[What the task asks]: Which lines hold the word "pavement"? Show each of them.

[Extracted entries]:
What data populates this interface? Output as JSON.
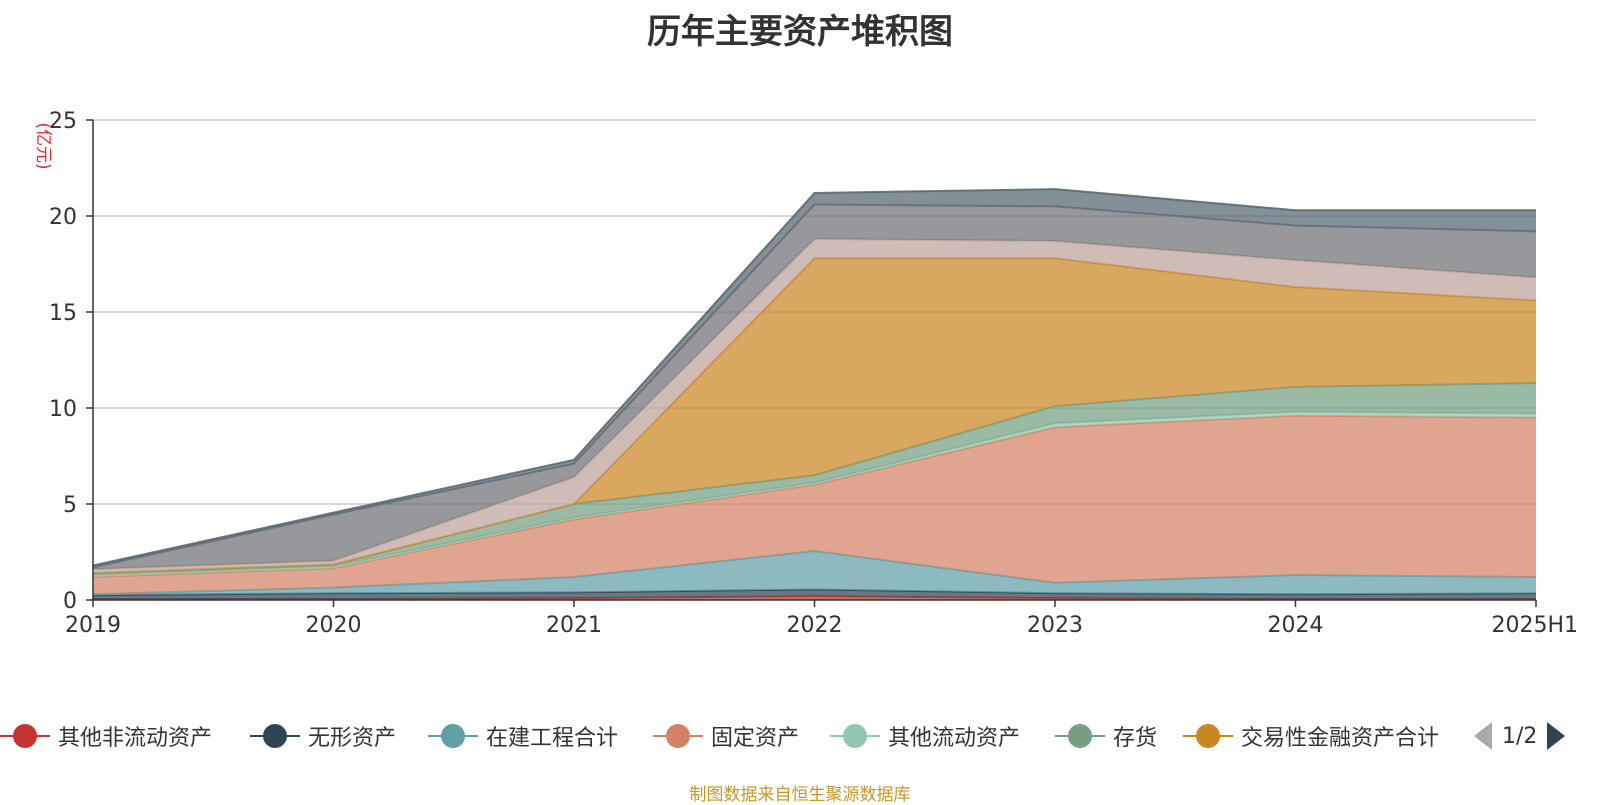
{
  "chart_data": {
    "type": "area",
    "stacked": true,
    "title": "历年主要资产堆积图",
    "unit_label": "(亿元)",
    "x": [
      "2019",
      "2020",
      "2021",
      "2022",
      "2023",
      "2024",
      "2025H1"
    ],
    "ylim": [
      0,
      25
    ],
    "yticks": [
      0,
      5,
      10,
      15,
      20,
      25
    ],
    "grid": true,
    "legend_position": "bottom",
    "series": [
      {
        "name": "其他非流动资产",
        "color": "#c23531",
        "values": [
          0.05,
          0.05,
          0.1,
          0.2,
          0.1,
          0.05,
          0.05
        ]
      },
      {
        "name": "无形资产",
        "color": "#2f4554",
        "values": [
          0.2,
          0.3,
          0.3,
          0.35,
          0.25,
          0.25,
          0.3
        ]
      },
      {
        "name": "在建工程合计",
        "color": "#61a0a8",
        "values": [
          0.05,
          0.3,
          0.8,
          2.0,
          0.55,
          1.0,
          0.85
        ]
      },
      {
        "name": "固定资产",
        "color": "#d48265",
        "values": [
          0.9,
          1.0,
          3.0,
          3.45,
          8.1,
          8.3,
          8.3
        ]
      },
      {
        "name": "其他流动资产",
        "color": "#91c7ae",
        "values": [
          0.1,
          0.1,
          0.1,
          0.1,
          0.2,
          0.2,
          0.2
        ]
      },
      {
        "name": "存货",
        "color": "#749f83",
        "values": [
          0.1,
          0.1,
          0.7,
          0.4,
          0.9,
          1.3,
          1.6
        ]
      },
      {
        "name": "交易性金融资产合计",
        "color": "#ca8622",
        "values": [
          0,
          0,
          0,
          11.3,
          7.7,
          5.2,
          4.3
        ]
      },
      {
        "name": "",
        "color": "#bda29a",
        "values": [
          0.2,
          0.2,
          1.4,
          1.0,
          0.9,
          1.4,
          1.2
        ]
      },
      {
        "name": "",
        "color": "#6e7074",
        "values": [
          0.1,
          2.4,
          0.7,
          1.8,
          1.8,
          1.8,
          2.4
        ]
      },
      {
        "name": "",
        "color": "#546570",
        "values": [
          0.1,
          0.1,
          0.2,
          0.6,
          0.9,
          0.8,
          1.1
        ]
      }
    ]
  },
  "legend": {
    "visible_count": 7,
    "page": "1/2"
  },
  "footer": {
    "source": "制图数据来自恒生聚源数据库"
  }
}
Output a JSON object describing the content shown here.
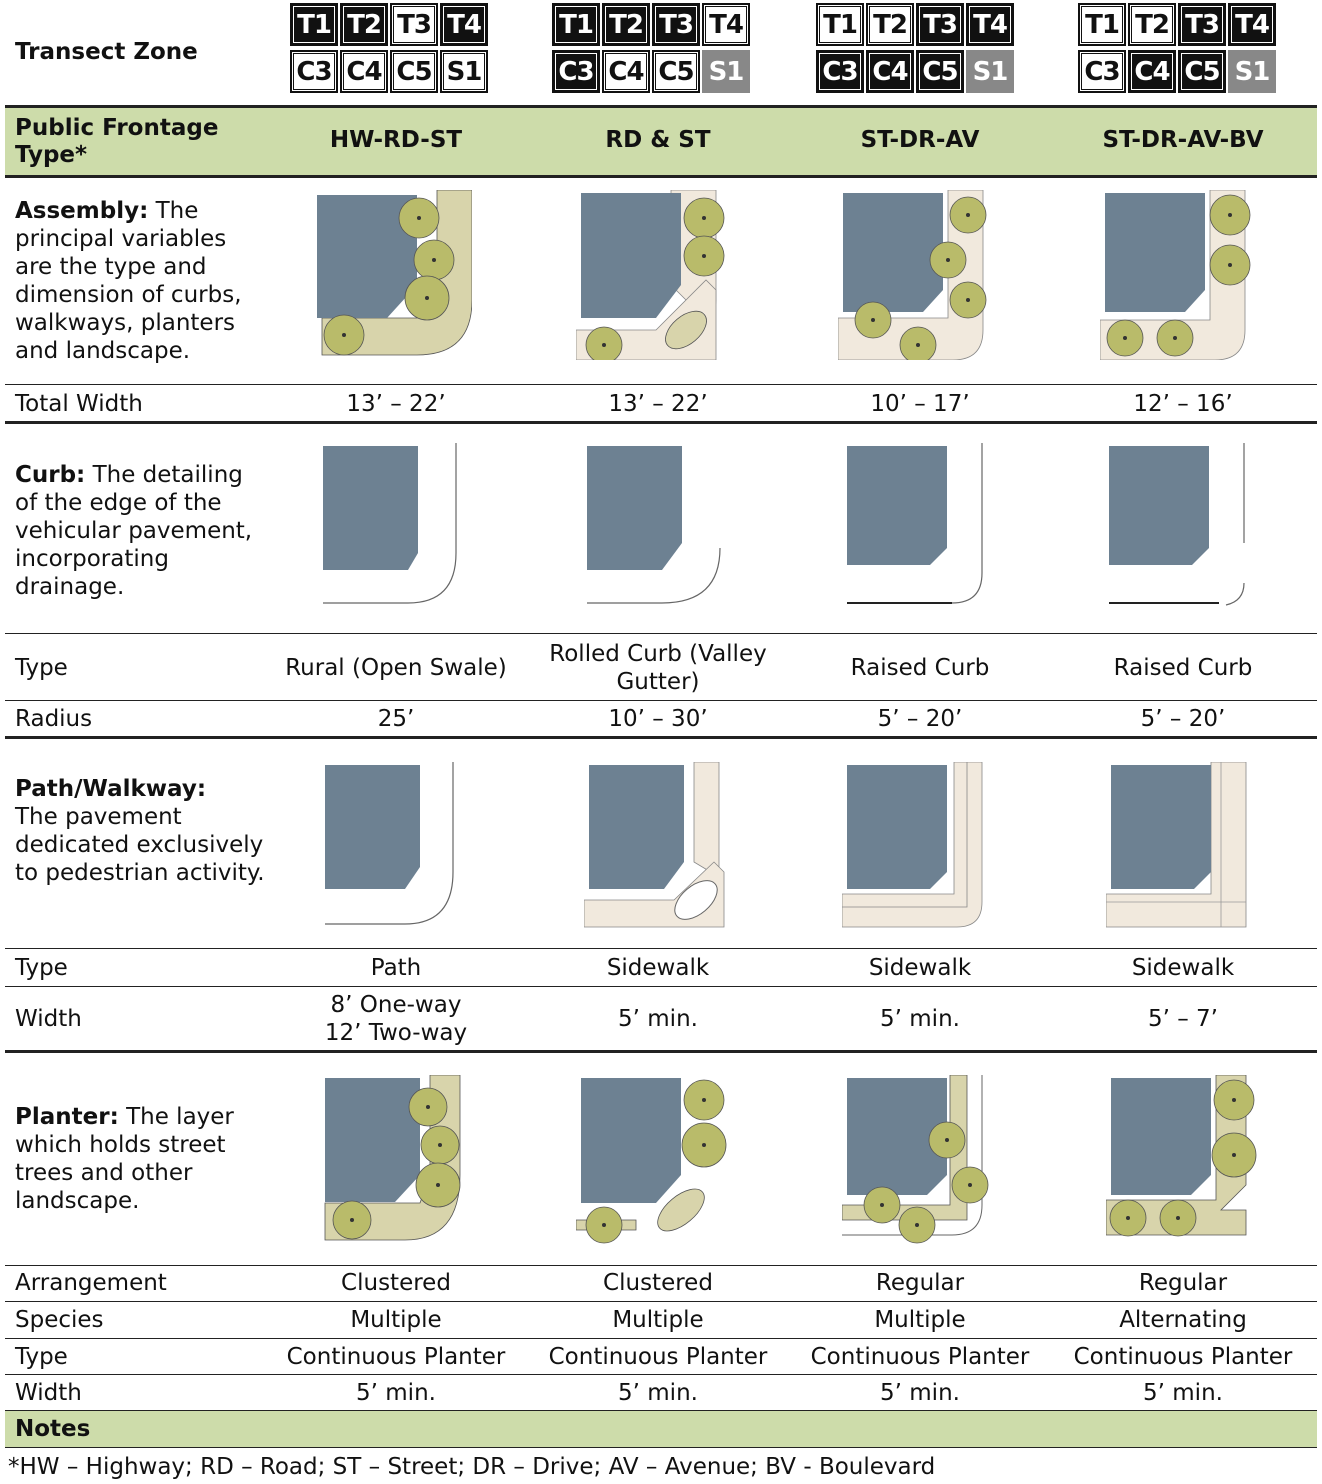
{
  "header": {
    "transect_label": "Transect Zone",
    "frontage_label": "Public Frontage Type*",
    "columns": [
      {
        "frontage": "HW-RD-ST",
        "zones": [
          {
            "name": "T1",
            "state": "on"
          },
          {
            "name": "T2",
            "state": "on"
          },
          {
            "name": "T3",
            "state": "off"
          },
          {
            "name": "T4",
            "state": "on"
          },
          {
            "name": "C3",
            "state": "off"
          },
          {
            "name": "C4",
            "state": "off"
          },
          {
            "name": "C5",
            "state": "off"
          },
          {
            "name": "S1",
            "state": "off"
          }
        ]
      },
      {
        "frontage": "RD & ST",
        "zones": [
          {
            "name": "T1",
            "state": "on"
          },
          {
            "name": "T2",
            "state": "on"
          },
          {
            "name": "T3",
            "state": "on"
          },
          {
            "name": "T4",
            "state": "off"
          },
          {
            "name": "C3",
            "state": "on"
          },
          {
            "name": "C4",
            "state": "off"
          },
          {
            "name": "C5",
            "state": "off"
          },
          {
            "name": "S1",
            "state": "na"
          }
        ]
      },
      {
        "frontage": "ST-DR-AV",
        "zones": [
          {
            "name": "T1",
            "state": "off"
          },
          {
            "name": "T2",
            "state": "off"
          },
          {
            "name": "T3",
            "state": "on"
          },
          {
            "name": "T4",
            "state": "on"
          },
          {
            "name": "C3",
            "state": "on"
          },
          {
            "name": "C4",
            "state": "on"
          },
          {
            "name": "C5",
            "state": "on"
          },
          {
            "name": "S1",
            "state": "na"
          }
        ]
      },
      {
        "frontage": "ST-DR-AV-BV",
        "zones": [
          {
            "name": "T1",
            "state": "off"
          },
          {
            "name": "T2",
            "state": "off"
          },
          {
            "name": "T3",
            "state": "on"
          },
          {
            "name": "T4",
            "state": "on"
          },
          {
            "name": "C3",
            "state": "off"
          },
          {
            "name": "C4",
            "state": "on"
          },
          {
            "name": "C5",
            "state": "on"
          },
          {
            "name": "S1",
            "state": "na"
          }
        ]
      }
    ]
  },
  "assembly": {
    "title": "Assembly:",
    "desc": "The principal variables are the type and dimension of curbs, walkways, planters and landscape.",
    "total_width_label": "Total Width",
    "total_width": [
      "13’ – 22’",
      "13’ – 22’",
      "10’ – 17’",
      "12’ – 16’"
    ]
  },
  "curb": {
    "title": "Curb:",
    "desc": "The detailing of the edge of the vehicular pavement, incorporating drainage.",
    "type_label": "Type",
    "types": [
      "Rural (Open Swale)",
      "Rolled Curb (Valley Gutter)",
      "Raised Curb",
      "Raised Curb"
    ],
    "radius_label": "Radius",
    "radius": [
      "25’",
      "10’ – 30’",
      "5’ – 20’",
      "5’ – 20’"
    ]
  },
  "path": {
    "title": "Path/Walkway:",
    "desc": "The pavement dedicated exclusively to pedestrian activity.",
    "type_label": "Type",
    "types": [
      "Path",
      "Sidewalk",
      "Sidewalk",
      "Sidewalk"
    ],
    "width_label": "Width",
    "width_col1_line1": "8’ One-way",
    "width_col1_line2": "12’ Two-way",
    "widths": [
      "5’ min.",
      "5’ min.",
      "5’ – 7’"
    ]
  },
  "planter": {
    "title": "Planter:",
    "desc": "The layer which holds street trees and other landscape.",
    "arrangement_label": "Arrangement",
    "arrangement": [
      "Clustered",
      "Clustered",
      "Regular",
      "Regular"
    ],
    "species_label": "Species",
    "species": [
      "Multiple",
      "Multiple",
      "Multiple",
      "Alternating"
    ],
    "type_label": "Type",
    "types": [
      "Continuous Planter",
      "Continuous Planter",
      "Continuous Planter",
      "Continuous Planter"
    ],
    "width_label": "Width",
    "widths": [
      "5’ min.",
      "5’ min.",
      "5’ min.",
      "5’ min."
    ]
  },
  "notes": {
    "title": "Notes",
    "text": "*HW – Highway; RD – Road; ST – Street; DR – Drive; AV – Avenue; BV - Boulevard"
  },
  "colors": {
    "header_green": "#cddcaa",
    "block_blue": "#6d8192",
    "tree_green": "#b9bb6a",
    "planter_green": "#d8d4ab",
    "walk_cream": "#f1e9dd"
  }
}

[Solved problem]:
    "desc": "The detailing of the edge of the vehicular pavement, incorporating drainage.",
    "desc": "The pavement dedicated exclusively to pedestrian activity.",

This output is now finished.